[Task input start]
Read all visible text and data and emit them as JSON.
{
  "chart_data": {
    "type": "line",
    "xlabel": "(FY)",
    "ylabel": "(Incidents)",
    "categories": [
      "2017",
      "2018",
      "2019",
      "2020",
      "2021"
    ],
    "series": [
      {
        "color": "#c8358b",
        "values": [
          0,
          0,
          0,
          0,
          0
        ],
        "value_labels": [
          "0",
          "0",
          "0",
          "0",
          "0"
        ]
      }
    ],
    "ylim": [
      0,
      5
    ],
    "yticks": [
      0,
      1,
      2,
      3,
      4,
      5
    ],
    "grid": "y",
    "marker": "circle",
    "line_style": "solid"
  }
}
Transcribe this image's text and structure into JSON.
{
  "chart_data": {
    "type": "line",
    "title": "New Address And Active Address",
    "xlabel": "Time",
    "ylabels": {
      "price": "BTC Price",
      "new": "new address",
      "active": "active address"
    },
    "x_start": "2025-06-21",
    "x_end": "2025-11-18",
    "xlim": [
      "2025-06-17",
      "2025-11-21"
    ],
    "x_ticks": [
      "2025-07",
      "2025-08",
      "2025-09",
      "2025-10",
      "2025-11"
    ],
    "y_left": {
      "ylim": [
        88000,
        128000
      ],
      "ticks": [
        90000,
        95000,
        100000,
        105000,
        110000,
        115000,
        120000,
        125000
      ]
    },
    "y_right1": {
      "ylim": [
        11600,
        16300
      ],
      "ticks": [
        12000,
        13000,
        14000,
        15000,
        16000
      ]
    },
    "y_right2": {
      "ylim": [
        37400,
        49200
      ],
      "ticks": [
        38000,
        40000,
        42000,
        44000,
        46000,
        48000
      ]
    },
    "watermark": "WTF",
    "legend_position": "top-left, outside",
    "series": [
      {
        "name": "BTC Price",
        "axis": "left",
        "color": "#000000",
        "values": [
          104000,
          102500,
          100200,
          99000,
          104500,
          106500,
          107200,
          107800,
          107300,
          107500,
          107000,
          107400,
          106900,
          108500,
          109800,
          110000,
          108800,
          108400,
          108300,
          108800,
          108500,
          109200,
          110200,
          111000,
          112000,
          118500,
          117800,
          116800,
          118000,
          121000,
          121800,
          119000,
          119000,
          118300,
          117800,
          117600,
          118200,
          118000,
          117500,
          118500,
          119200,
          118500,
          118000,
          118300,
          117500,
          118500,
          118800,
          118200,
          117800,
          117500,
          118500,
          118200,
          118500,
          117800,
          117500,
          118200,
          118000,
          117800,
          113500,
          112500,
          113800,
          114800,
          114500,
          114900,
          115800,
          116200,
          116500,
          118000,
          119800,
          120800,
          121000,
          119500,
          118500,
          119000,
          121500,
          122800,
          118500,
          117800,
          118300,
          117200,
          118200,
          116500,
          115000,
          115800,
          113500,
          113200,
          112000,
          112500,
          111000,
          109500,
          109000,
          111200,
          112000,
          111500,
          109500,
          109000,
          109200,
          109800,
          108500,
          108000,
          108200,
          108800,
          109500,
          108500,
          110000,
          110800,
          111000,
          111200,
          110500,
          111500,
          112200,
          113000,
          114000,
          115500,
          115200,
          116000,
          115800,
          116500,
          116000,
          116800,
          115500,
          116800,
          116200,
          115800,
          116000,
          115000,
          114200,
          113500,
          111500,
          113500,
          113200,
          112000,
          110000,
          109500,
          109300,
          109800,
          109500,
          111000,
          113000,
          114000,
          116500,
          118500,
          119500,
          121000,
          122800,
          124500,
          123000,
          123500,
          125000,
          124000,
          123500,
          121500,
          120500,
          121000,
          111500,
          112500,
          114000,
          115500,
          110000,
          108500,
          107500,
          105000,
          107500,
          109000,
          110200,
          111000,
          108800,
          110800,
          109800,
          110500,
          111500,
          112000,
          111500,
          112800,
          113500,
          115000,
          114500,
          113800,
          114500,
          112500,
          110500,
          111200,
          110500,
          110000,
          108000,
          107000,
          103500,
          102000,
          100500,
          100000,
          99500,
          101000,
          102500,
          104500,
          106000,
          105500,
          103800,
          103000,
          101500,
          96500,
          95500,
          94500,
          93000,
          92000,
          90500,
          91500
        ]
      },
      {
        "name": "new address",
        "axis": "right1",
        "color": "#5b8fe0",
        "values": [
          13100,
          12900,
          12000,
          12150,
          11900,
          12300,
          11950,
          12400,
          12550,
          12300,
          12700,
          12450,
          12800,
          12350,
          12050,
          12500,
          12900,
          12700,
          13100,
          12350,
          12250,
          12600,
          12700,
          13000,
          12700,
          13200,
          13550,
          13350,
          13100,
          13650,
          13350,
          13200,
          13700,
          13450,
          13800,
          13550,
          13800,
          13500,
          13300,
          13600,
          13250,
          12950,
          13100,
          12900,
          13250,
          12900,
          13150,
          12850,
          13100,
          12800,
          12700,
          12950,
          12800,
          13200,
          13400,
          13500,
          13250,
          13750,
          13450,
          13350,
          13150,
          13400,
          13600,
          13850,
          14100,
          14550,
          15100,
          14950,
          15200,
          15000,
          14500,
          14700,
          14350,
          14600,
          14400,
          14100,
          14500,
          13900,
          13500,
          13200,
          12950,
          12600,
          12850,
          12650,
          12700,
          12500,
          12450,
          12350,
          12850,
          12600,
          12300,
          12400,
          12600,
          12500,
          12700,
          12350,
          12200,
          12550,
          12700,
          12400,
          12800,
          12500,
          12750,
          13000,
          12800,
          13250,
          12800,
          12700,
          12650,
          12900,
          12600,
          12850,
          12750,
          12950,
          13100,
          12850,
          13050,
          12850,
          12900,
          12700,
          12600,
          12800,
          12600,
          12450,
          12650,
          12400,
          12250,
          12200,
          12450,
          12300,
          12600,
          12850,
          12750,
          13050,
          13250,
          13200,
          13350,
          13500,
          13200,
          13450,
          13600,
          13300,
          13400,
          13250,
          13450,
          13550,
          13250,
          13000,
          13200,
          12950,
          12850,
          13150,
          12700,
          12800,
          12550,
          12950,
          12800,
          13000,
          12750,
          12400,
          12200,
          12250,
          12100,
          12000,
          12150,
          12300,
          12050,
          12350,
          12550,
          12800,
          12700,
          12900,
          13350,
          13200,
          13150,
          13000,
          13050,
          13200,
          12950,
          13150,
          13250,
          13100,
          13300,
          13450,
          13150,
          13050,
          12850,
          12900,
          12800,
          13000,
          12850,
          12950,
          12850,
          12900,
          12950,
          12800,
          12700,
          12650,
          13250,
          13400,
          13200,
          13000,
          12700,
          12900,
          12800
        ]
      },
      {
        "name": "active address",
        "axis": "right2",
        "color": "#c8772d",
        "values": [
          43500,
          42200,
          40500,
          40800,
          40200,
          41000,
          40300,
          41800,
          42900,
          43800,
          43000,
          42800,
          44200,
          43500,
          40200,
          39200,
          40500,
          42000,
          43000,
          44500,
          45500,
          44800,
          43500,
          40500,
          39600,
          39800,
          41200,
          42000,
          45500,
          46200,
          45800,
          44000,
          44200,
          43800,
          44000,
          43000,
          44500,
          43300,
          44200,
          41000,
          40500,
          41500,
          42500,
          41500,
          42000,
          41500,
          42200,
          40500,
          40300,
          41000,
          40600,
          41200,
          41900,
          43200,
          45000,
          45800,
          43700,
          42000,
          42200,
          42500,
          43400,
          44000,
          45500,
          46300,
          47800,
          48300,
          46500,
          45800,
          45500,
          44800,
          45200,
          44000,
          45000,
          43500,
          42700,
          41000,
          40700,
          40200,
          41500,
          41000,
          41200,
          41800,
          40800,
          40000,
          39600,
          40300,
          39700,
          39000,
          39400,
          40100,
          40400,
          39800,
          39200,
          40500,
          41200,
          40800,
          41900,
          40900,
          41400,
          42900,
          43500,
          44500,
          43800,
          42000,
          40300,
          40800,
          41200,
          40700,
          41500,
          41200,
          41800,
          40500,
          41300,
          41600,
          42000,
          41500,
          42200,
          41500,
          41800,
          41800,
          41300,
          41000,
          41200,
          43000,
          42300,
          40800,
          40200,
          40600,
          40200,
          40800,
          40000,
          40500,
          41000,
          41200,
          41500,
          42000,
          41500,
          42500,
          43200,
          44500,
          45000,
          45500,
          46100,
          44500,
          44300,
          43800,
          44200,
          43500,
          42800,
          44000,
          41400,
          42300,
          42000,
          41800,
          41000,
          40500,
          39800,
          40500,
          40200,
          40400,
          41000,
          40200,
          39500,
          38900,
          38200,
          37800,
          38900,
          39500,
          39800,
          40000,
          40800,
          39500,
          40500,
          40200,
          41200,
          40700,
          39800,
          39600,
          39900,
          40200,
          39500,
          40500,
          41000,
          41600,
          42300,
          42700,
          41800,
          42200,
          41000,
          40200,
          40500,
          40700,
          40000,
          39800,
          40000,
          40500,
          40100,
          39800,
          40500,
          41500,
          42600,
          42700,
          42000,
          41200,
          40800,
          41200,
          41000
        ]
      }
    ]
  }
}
[Task input end]
Request>
In the records above, find each line with the word "color" and copy it.

Full answer>
        "color": "#c8358b",
        "color": "#000000",
        "color": "#5b8fe0",
        "color": "#c8772d",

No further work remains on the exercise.